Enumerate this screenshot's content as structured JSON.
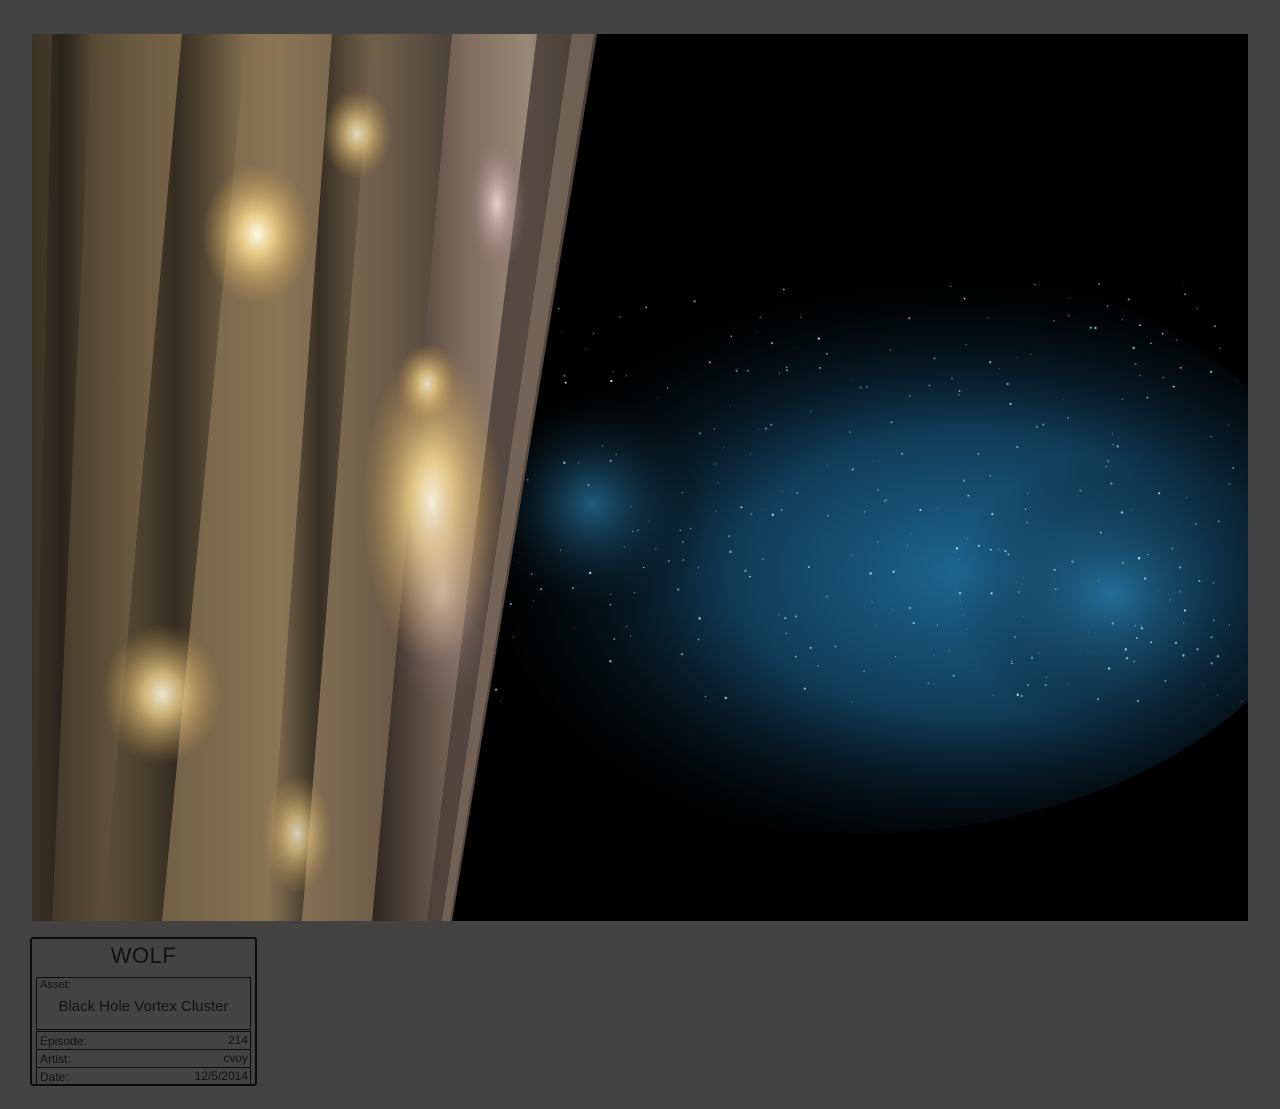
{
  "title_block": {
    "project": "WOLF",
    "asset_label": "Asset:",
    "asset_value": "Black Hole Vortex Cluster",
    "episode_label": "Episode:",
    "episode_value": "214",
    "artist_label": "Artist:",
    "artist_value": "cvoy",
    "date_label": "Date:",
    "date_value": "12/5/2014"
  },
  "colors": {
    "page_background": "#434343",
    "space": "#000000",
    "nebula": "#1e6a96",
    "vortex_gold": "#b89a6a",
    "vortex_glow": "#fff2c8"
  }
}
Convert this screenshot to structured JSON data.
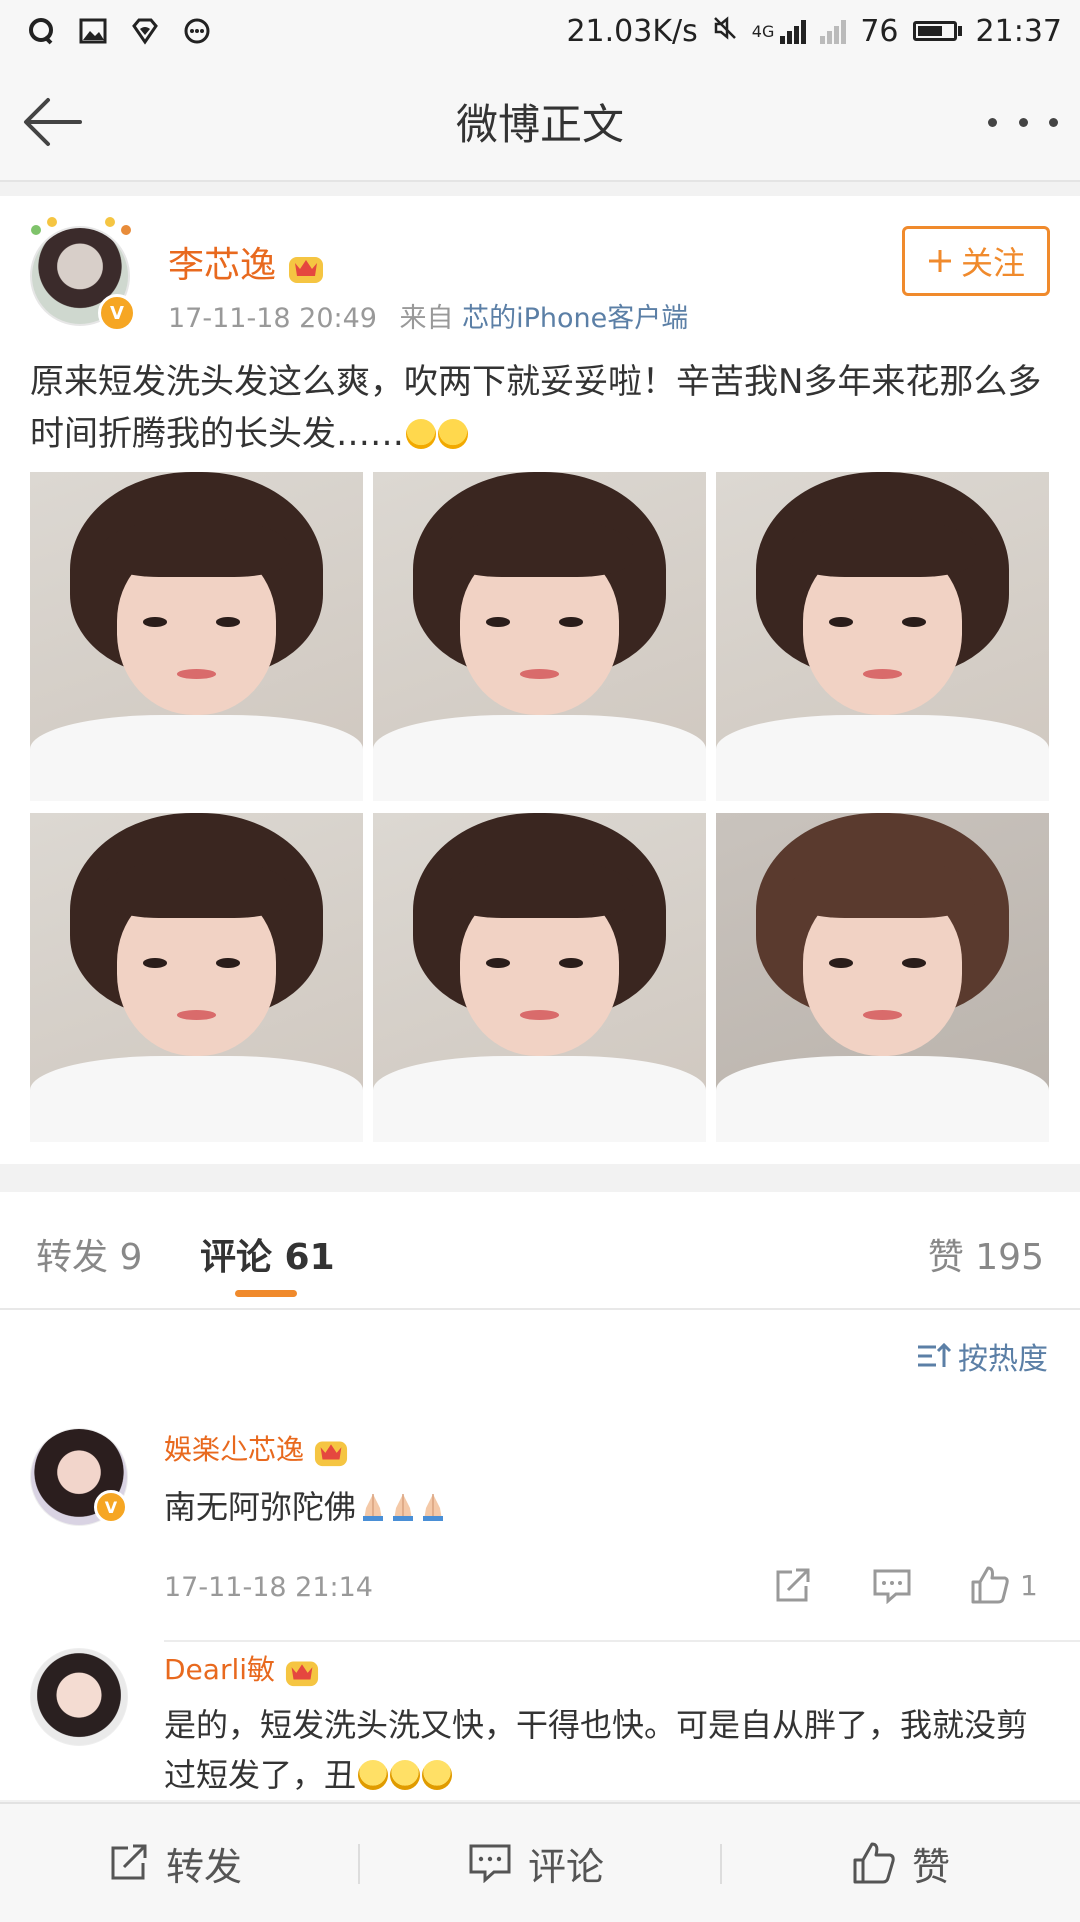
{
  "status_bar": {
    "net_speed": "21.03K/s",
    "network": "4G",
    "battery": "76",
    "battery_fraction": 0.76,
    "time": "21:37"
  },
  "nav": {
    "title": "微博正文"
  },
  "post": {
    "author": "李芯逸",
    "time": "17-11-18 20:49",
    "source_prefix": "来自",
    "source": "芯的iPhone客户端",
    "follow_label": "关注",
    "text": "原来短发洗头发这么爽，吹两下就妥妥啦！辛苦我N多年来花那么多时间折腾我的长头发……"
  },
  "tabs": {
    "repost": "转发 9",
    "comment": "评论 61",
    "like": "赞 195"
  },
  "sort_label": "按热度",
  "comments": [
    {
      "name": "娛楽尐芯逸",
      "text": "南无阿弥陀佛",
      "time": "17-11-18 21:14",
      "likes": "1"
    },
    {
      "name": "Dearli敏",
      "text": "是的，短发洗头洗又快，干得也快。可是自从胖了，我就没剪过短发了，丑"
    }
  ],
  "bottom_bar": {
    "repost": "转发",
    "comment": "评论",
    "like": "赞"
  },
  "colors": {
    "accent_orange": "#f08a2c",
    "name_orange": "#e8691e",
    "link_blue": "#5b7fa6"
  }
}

- Exercise instructions: All entries are to be retyped exactly. Omit any embedded images.

- Solution:
Enumerate this screenshot's content as structured JSON.
{
  "title_block": {
    "project": "WOLF",
    "asset_label": "Asset:",
    "asset_value": "Black Hole Vortex Cluster",
    "episode_label": "Episode:",
    "episode_value": "214",
    "artist_label": "Artist:",
    "artist_value": "cvoy",
    "date_label": "Date:",
    "date_value": "12/5/2014"
  },
  "colors": {
    "page_background": "#434343",
    "space": "#000000",
    "nebula": "#1e6a96",
    "vortex_gold": "#b89a6a",
    "vortex_glow": "#fff2c8"
  }
}
Convert this screenshot to structured JSON data.
{
  "status_bar": {
    "net_speed": "21.03K/s",
    "network": "4G",
    "battery": "76",
    "battery_fraction": 0.76,
    "time": "21:37"
  },
  "nav": {
    "title": "微博正文"
  },
  "post": {
    "author": "李芯逸",
    "time": "17-11-18 20:49",
    "source_prefix": "来自",
    "source": "芯的iPhone客户端",
    "follow_label": "关注",
    "text": "原来短发洗头发这么爽，吹两下就妥妥啦！辛苦我N多年来花那么多时间折腾我的长头发……"
  },
  "tabs": {
    "repost": "转发 9",
    "comment": "评论 61",
    "like": "赞 195"
  },
  "sort_label": "按热度",
  "comments": [
    {
      "name": "娛楽尐芯逸",
      "text": "南无阿弥陀佛",
      "time": "17-11-18 21:14",
      "likes": "1"
    },
    {
      "name": "Dearli敏",
      "text": "是的，短发洗头洗又快，干得也快。可是自从胖了，我就没剪过短发了，丑"
    }
  ],
  "bottom_bar": {
    "repost": "转发",
    "comment": "评论",
    "like": "赞"
  },
  "colors": {
    "accent_orange": "#f08a2c",
    "name_orange": "#e8691e",
    "link_blue": "#5b7fa6"
  }
}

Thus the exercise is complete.